> _THE TASK_:
Retype everything in the listing, leaving each line exactly as it is.
** START MATERIAL PROVIDED **
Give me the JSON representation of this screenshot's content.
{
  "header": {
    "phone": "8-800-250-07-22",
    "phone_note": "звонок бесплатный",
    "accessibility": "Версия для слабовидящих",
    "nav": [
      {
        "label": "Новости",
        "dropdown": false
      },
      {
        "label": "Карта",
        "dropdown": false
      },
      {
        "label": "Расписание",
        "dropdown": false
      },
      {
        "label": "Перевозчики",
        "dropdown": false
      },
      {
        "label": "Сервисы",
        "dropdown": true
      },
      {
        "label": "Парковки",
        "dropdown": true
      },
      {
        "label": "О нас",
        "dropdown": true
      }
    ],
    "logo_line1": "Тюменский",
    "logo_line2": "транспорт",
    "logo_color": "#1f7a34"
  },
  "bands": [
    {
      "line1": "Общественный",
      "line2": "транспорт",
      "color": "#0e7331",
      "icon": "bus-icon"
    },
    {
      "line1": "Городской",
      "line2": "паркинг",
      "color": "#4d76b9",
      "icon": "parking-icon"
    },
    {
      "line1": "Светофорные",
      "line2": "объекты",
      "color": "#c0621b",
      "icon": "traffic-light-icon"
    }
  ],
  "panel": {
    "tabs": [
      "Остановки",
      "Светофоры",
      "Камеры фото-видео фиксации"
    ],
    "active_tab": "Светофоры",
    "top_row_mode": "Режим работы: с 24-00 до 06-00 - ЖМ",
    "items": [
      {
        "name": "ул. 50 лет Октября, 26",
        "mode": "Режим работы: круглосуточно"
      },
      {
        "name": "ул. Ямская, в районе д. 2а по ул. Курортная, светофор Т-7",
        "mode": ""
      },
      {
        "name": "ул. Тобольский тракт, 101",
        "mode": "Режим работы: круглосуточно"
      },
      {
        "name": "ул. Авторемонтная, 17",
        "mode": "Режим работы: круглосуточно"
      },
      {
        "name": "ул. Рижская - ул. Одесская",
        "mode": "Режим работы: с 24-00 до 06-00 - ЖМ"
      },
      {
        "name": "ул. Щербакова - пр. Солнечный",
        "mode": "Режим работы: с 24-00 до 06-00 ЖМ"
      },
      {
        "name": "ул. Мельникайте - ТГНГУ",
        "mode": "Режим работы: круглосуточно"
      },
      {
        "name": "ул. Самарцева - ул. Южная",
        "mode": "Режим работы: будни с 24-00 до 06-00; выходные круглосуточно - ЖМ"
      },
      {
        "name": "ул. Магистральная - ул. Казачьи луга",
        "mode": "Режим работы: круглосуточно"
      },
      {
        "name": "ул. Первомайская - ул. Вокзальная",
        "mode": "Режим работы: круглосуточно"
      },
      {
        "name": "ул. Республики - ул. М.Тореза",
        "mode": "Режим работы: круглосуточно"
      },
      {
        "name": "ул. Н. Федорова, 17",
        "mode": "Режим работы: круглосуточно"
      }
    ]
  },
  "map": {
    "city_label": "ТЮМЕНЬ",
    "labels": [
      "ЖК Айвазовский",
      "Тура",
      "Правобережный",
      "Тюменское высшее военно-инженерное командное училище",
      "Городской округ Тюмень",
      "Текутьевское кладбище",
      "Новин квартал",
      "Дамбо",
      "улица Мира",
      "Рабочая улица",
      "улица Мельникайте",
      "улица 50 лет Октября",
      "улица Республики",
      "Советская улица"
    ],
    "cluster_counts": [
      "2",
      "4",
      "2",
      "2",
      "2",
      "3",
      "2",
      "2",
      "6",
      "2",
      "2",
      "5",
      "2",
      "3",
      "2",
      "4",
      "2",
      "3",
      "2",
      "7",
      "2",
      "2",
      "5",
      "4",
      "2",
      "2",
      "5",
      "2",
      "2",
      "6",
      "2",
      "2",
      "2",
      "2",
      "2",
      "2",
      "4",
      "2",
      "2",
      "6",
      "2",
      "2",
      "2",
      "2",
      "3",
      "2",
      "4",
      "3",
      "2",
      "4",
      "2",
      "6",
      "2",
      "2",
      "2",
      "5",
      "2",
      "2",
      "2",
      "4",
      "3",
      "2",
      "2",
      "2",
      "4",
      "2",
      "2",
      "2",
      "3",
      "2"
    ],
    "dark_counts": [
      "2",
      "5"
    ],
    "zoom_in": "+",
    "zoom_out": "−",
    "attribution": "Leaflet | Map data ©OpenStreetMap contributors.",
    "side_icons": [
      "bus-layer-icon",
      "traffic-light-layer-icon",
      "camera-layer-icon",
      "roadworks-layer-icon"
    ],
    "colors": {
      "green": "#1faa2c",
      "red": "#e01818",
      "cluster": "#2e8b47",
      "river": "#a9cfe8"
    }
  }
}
** END MATERIAL PROVIDED **
> _RESULT FOR THIS TASK_:
Give me the JSON representation of this screenshot's content.
{
  "header": {
    "phone": "8-800-250-07-22",
    "phone_note": "звонок бесплатный",
    "accessibility": "Версия для слабовидящих",
    "nav": [
      {
        "label": "Новости",
        "dropdown": false
      },
      {
        "label": "Карта",
        "dropdown": false
      },
      {
        "label": "Расписание",
        "dropdown": false
      },
      {
        "label": "Перевозчики",
        "dropdown": false
      },
      {
        "label": "Сервисы",
        "dropdown": true
      },
      {
        "label": "Парковки",
        "dropdown": true
      },
      {
        "label": "О нас",
        "dropdown": true
      }
    ],
    "logo_line1": "Тюменский",
    "logo_line2": "транспорт",
    "logo_color": "#1f7a34"
  },
  "bands": [
    {
      "line1": "Общественный",
      "line2": "транспорт",
      "color": "#0e7331",
      "icon": "bus-icon"
    },
    {
      "line1": "Городской",
      "line2": "паркинг",
      "color": "#4d76b9",
      "icon": "parking-icon"
    },
    {
      "line1": "Светофорные",
      "line2": "объекты",
      "color": "#c0621b",
      "icon": "traffic-light-icon"
    }
  ],
  "panel": {
    "tabs": [
      "Остановки",
      "Светофоры",
      "Камеры фото-видео фиксации"
    ],
    "active_tab": "Светофоры",
    "top_row_mode": "Режим работы: с 24-00 до 06-00 - ЖМ",
    "items": [
      {
        "name": "ул. 50 лет Октября, 26",
        "mode": "Режим работы: круглосуточно"
      },
      {
        "name": "ул. Ямская, в районе д. 2а по ул. Курортная, светофор Т-7",
        "mode": ""
      },
      {
        "name": "ул. Тобольский тракт, 101",
        "mode": "Режим работы: круглосуточно"
      },
      {
        "name": "ул. Авторемонтная, 17",
        "mode": "Режим работы: круглосуточно"
      },
      {
        "name": "ул. Рижская - ул. Одесская",
        "mode": "Режим работы: с 24-00 до 06-00 - ЖМ"
      },
      {
        "name": "ул. Щербакова - пр. Солнечный",
        "mode": "Режим работы: с 24-00 до 06-00 ЖМ"
      },
      {
        "name": "ул. Мельникайте - ТГНГУ",
        "mode": "Режим работы: круглосуточно"
      },
      {
        "name": "ул. Самарцева - ул. Южная",
        "mode": "Режим работы: будни с 24-00 до 06-00; выходные круглосуточно - ЖМ"
      },
      {
        "name": "ул. Магистральная - ул. Казачьи луга",
        "mode": "Режим работы: круглосуточно"
      },
      {
        "name": "ул. Первомайская - ул. Вокзальная",
        "mode": "Режим работы: круглосуточно"
      },
      {
        "name": "ул. Республики - ул. М.Тореза",
        "mode": "Режим работы: круглосуточно"
      },
      {
        "name": "ул. Н. Федорова, 17",
        "mode": "Режим работы: круглосуточно"
      }
    ]
  },
  "map": {
    "city_label": "ТЮМЕНЬ",
    "labels": [
      "ЖК Айвазовский",
      "Тура",
      "Правобережный",
      "Тюменское высшее военно-инженерное командное училище",
      "Городской округ Тюмень",
      "Текутьевское кладбище",
      "Новин квартал",
      "Дамбо",
      "улица Мира",
      "Рабочая улица",
      "улица Мельникайте",
      "улица 50 лет Октября",
      "улица Республики",
      "Советская улица"
    ],
    "cluster_counts": [
      "2",
      "4",
      "2",
      "2",
      "2",
      "3",
      "2",
      "2",
      "6",
      "2",
      "2",
      "5",
      "2",
      "3",
      "2",
      "4",
      "2",
      "3",
      "2",
      "7",
      "2",
      "2",
      "5",
      "4",
      "2",
      "2",
      "5",
      "2",
      "2",
      "6",
      "2",
      "2",
      "2",
      "2",
      "2",
      "2",
      "4",
      "2",
      "2",
      "6",
      "2",
      "2",
      "2",
      "2",
      "3",
      "2",
      "4",
      "3",
      "2",
      "4",
      "2",
      "6",
      "2",
      "2",
      "2",
      "5",
      "2",
      "2",
      "2",
      "4",
      "3",
      "2",
      "2",
      "2",
      "4",
      "2",
      "2",
      "2",
      "3",
      "2"
    ],
    "dark_counts": [
      "2",
      "5"
    ],
    "zoom_in": "+",
    "zoom_out": "−",
    "attribution": "Leaflet | Map data ©OpenStreetMap contributors.",
    "side_icons": [
      "bus-layer-icon",
      "traffic-light-layer-icon",
      "camera-layer-icon",
      "roadworks-layer-icon"
    ],
    "colors": {
      "green": "#1faa2c",
      "red": "#e01818",
      "cluster": "#2e8b47",
      "river": "#a9cfe8"
    }
  }
}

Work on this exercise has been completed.